[SET PROBLEM] What is needed here is an exact copy of every entry.

>>>

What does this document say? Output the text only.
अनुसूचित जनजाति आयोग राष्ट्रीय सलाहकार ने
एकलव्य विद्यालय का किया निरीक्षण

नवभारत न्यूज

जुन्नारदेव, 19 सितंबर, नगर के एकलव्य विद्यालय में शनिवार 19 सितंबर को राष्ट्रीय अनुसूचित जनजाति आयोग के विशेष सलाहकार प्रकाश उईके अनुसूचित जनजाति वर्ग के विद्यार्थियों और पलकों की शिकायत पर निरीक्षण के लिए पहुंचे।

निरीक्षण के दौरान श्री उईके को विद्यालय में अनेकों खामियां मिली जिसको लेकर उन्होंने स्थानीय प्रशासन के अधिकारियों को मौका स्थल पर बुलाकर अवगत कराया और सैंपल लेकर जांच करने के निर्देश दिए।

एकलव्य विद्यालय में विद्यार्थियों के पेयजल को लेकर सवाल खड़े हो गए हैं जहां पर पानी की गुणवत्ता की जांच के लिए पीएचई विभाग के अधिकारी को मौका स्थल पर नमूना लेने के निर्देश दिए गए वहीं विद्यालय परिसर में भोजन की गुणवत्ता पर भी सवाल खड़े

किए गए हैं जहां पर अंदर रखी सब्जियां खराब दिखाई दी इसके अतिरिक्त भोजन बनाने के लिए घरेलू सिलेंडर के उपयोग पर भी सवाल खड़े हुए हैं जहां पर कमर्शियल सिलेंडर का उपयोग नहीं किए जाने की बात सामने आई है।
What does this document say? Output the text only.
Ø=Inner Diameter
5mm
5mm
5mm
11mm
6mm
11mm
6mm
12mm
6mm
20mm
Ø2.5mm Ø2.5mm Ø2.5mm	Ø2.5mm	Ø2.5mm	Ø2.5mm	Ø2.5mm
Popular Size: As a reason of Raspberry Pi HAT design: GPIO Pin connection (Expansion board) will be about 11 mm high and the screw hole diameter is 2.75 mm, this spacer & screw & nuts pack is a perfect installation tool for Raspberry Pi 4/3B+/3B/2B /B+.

<<<

[SOLUTION FOR THIS TASK]
What does this document say? Output the text only.
अनुसूचित जनजाति आयोग राष्ट्रीय सलाहकार ने
एकलव्य विद्यालय का किया निरीक्षण

नवभारत न्यूज

जुन्नारदेव, 19 सितंबर, नगर के एकलव्य विद्यालय में शनिवार 19 सितंबर को राष्ट्रीय अनुसूचित जनजाति आयोग के विशेष सलाहकार प्रकाश उईके अनुसूचित जनजाति वर्ग के विद्यार्थियों और पलकों की शिकायत पर निरीक्षण के लिए पहुंचे।

निरीक्षण के दौरान श्री उईके को विद्यालय में अनेकों खामियां मिली जिसको लेकर उन्होंने स्थानीय प्रशासन के अधिकारियों को मौका स्थल पर बुलाकर अवगत कराया और सैंपल लेकर जांच करने के निर्देश दिए।

एकलव्य विद्यालय में विद्यार्थियों के पेयजल को लेकर सवाल खड़े हो गए हैं जहां पर पानी की गुणवत्ता की जांच के लिए पीएचई विभाग के अधिकारी को मौका स्थल पर नमूना लेने के निर्देश दिए गए वहीं विद्यालय परिसर में भोजन की गुणवत्ता पर भी सवाल खड़े

किए गए हैं जहां पर अंदर रखी सब्जियां खराब दिखाई दी इसके अतिरिक्त भोजन बनाने के लिए घरेलू सिलेंडर के उपयोग पर भी सवाल खड़े हुए हैं जहां पर कमर्शियल सिलेंडर का उपयोग नहीं किए जाने की बात सामने आई है।
What does this document say? Output the text only.
Ø=Inner Diameter
5mm
5mm
5mm
11mm
6mm
11mm
6mm
12mm
6mm
20mm
Ø2.5mm Ø2.5mm Ø2.5mm	Ø2.5mm	Ø2.5mm	Ø2.5mm	Ø2.5mm
Popular Size: As a reason of Raspberry Pi HAT design: GPIO Pin connection (Expansion board) will be about 11 mm high and the screw hole diameter is 2.75 mm, this spacer & screw & nuts pack is a perfect installation tool for Raspberry Pi 4/3B+/3B/2B /B+.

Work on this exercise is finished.